(Dataset records)
<<<<
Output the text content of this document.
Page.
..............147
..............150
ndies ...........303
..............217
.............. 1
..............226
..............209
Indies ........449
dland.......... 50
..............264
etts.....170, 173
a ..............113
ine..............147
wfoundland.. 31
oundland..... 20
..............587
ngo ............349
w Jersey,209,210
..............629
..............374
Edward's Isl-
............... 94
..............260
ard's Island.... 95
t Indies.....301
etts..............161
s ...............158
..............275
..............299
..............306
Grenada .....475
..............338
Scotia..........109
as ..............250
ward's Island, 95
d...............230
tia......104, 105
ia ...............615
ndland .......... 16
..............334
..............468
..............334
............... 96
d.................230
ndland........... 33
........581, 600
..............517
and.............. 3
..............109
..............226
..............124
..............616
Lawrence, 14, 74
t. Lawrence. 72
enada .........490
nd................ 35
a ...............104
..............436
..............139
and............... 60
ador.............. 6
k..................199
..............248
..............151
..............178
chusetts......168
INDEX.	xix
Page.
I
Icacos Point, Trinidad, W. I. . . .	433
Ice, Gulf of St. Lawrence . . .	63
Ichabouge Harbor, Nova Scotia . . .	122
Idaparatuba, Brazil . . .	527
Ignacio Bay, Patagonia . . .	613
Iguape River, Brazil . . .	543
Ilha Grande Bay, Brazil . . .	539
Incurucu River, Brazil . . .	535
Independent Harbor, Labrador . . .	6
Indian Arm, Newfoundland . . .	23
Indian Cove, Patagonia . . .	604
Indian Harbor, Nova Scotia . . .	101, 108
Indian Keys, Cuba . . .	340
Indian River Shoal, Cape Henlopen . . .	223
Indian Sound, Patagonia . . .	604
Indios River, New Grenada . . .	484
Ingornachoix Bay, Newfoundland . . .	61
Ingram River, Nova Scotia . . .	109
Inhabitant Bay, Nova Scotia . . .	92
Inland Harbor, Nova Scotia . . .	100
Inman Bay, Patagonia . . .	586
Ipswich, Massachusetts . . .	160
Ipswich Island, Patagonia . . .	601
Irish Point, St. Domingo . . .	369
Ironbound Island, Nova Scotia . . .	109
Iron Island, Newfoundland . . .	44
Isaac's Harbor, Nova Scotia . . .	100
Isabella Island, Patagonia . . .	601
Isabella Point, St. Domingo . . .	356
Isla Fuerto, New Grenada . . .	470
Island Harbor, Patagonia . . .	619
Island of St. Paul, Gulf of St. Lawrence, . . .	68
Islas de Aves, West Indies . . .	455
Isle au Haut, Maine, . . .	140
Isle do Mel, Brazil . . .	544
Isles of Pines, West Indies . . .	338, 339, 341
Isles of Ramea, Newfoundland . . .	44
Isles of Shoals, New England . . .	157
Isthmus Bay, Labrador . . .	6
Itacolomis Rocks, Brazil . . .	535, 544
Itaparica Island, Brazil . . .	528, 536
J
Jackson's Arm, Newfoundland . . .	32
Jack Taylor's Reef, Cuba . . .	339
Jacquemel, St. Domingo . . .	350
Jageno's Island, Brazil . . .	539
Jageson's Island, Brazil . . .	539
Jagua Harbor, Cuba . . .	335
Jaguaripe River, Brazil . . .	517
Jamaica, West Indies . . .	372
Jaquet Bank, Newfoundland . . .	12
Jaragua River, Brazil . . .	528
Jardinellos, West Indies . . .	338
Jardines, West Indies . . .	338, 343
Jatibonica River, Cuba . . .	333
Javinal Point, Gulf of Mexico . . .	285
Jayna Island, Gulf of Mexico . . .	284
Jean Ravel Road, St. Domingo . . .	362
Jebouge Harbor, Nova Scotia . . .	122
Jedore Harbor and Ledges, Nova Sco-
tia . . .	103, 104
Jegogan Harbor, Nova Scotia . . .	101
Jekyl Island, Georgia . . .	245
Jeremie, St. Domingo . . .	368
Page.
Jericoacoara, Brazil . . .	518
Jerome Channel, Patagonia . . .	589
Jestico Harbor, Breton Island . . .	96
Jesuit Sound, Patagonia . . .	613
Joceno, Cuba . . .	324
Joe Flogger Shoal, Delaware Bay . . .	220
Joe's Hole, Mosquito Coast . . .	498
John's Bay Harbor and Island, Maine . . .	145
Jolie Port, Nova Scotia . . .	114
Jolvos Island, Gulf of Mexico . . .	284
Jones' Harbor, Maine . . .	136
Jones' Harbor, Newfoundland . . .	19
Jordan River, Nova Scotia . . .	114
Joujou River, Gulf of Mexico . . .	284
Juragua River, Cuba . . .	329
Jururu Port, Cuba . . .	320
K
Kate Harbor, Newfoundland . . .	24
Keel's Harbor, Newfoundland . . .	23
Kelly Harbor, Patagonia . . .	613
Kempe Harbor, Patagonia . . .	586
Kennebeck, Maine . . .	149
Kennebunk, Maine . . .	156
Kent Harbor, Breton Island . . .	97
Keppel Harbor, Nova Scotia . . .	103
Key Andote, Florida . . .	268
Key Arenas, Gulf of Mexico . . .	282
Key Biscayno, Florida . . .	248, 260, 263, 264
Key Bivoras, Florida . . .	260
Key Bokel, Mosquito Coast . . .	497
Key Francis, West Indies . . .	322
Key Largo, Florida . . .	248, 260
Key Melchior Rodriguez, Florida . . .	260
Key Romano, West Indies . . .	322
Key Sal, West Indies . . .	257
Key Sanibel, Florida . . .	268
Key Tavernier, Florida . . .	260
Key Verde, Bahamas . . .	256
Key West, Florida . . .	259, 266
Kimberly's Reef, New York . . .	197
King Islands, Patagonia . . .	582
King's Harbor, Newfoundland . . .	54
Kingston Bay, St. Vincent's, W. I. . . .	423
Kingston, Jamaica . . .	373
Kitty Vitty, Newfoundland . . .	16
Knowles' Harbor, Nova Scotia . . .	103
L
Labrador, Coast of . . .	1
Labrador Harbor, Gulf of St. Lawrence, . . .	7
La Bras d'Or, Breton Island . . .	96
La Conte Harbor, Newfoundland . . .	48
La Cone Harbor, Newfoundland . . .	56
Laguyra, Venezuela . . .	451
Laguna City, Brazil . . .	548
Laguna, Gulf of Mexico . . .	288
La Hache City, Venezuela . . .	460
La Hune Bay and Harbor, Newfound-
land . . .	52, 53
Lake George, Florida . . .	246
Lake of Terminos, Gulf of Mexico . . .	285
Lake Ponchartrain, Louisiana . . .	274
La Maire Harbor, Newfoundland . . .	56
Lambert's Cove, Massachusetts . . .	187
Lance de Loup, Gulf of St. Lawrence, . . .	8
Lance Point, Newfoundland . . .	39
>>>>
**Your goal**
Going through the data above, count the lines where the string "Mosquito" appears, and answer with only that number.

**Answer to the problem**
2